• **GIVEN PROBLEM**: Print all records exactly, leaving nothing out.

• **MATERIAL PROVIDED**:

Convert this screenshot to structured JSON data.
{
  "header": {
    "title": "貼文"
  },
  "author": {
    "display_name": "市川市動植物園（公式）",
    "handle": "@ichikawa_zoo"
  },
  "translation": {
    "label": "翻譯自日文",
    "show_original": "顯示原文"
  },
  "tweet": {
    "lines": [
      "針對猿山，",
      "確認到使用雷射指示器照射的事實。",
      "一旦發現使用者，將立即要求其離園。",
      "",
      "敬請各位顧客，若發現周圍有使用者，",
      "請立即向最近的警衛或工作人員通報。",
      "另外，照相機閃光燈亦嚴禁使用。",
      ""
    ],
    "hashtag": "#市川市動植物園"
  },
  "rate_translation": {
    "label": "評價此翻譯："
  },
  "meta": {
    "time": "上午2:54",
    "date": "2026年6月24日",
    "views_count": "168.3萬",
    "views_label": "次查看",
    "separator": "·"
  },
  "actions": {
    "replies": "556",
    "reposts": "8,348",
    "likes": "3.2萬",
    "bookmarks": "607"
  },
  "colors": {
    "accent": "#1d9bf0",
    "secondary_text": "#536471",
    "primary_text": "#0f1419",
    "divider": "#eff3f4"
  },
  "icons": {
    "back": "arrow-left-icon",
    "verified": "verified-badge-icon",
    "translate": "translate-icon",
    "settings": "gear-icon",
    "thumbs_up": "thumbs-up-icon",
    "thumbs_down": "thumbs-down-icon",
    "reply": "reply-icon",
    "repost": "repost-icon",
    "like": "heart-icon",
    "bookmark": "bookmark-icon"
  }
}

• **PROBLEM SOLUTION**:
Convert this screenshot to structured JSON data.
{
  "header": {
    "title": "貼文"
  },
  "author": {
    "display_name": "市川市動植物園（公式）",
    "handle": "@ichikawa_zoo"
  },
  "translation": {
    "label": "翻譯自日文",
    "show_original": "顯示原文"
  },
  "tweet": {
    "lines": [
      "針對猿山，",
      "確認到使用雷射指示器照射的事實。",
      "一旦發現使用者，將立即要求其離園。",
      "",
      "敬請各位顧客，若發現周圍有使用者，",
      "請立即向最近的警衛或工作人員通報。",
      "另外，照相機閃光燈亦嚴禁使用。",
      ""
    ],
    "hashtag": "#市川市動植物園"
  },
  "rate_translation": {
    "label": "評價此翻譯："
  },
  "meta": {
    "time": "上午2:54",
    "date": "2026年6月24日",
    "views_count": "168.3萬",
    "views_label": "次查看",
    "separator": "·"
  },
  "actions": {
    "replies": "556",
    "reposts": "8,348",
    "likes": "3.2萬",
    "bookmarks": "607"
  },
  "colors": {
    "accent": "#1d9bf0",
    "secondary_text": "#536471",
    "primary_text": "#0f1419",
    "divider": "#eff3f4"
  },
  "icons": {
    "back": "arrow-left-icon",
    "verified": "verified-badge-icon",
    "translate": "translate-icon",
    "settings": "gear-icon",
    "thumbs_up": "thumbs-up-icon",
    "thumbs_down": "thumbs-down-icon",
    "reply": "reply-icon",
    "repost": "repost-icon",
    "like": "heart-icon",
    "bookmark": "bookmark-icon"
  }
}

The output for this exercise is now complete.